Gather all lines with "sonetos" from the records.

── TASK MATERIAL

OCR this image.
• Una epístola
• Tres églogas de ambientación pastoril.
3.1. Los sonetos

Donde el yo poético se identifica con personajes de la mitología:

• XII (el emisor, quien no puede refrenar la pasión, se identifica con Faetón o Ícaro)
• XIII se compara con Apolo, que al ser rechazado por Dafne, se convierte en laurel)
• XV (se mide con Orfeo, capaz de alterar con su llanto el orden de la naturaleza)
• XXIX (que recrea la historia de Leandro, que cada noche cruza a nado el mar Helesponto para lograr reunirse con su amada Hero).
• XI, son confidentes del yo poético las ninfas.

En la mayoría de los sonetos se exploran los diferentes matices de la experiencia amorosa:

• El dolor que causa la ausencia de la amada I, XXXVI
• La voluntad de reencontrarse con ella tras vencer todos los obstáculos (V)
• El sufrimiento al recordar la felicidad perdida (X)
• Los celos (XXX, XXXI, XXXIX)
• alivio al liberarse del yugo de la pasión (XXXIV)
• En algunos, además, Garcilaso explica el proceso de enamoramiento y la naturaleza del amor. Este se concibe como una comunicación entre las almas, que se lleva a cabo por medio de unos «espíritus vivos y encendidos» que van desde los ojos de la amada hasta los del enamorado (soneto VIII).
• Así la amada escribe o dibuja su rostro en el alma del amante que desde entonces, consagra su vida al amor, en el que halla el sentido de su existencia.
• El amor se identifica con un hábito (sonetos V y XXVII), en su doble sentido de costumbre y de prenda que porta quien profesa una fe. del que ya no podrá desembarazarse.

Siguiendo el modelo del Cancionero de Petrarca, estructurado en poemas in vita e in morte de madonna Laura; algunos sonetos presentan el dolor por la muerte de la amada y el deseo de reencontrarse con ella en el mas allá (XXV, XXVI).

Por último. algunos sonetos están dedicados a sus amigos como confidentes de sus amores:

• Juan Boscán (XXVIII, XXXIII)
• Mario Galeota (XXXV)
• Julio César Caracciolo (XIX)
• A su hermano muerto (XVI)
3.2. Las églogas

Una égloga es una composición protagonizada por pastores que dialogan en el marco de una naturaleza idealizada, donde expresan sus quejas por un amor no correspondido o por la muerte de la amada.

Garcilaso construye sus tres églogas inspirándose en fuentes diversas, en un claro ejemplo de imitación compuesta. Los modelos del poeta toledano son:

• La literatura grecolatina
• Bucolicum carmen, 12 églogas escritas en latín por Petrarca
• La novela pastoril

────
── TASK MATERIAL

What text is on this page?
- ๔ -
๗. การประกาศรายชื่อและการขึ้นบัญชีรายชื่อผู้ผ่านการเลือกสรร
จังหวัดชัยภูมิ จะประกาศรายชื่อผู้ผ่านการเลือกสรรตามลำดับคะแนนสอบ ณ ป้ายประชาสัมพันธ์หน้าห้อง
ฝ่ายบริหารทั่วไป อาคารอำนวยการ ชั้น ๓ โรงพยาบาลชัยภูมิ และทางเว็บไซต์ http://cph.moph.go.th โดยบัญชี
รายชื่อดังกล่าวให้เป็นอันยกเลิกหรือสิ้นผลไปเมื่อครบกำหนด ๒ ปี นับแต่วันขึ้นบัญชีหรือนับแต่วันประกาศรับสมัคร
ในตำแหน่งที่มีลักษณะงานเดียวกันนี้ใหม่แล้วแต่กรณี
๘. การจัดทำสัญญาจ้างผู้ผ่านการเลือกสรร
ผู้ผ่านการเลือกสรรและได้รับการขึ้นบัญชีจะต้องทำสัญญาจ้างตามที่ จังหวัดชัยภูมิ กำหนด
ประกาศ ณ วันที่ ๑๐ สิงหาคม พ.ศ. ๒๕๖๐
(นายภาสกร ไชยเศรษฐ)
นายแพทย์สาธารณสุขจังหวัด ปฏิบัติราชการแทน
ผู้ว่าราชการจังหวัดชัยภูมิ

────

• [SOLUTION FOR THIS EXERCISE]:
3.1. Los sonetos
En la mayoría de los sonetos se exploran los diferentes matices de la experiencia amorosa:
• El amor se identifica con un hábito (sonetos V y XXVII), en su doble sentido de costumbre y de prenda que porta quien profesa una fe. del que ya no podrá desembarazarse.
Siguiendo el modelo del Cancionero de Petrarca, estructurado en poemas in vita e in morte de madonna Laura; algunos sonetos presentan el dolor por la muerte de la amada y el deseo de reencontrarse con ella en el mas allá (XXV, XXVI).
Por último. algunos sonetos están dedicados a sus amigos como confidentes de sus amores:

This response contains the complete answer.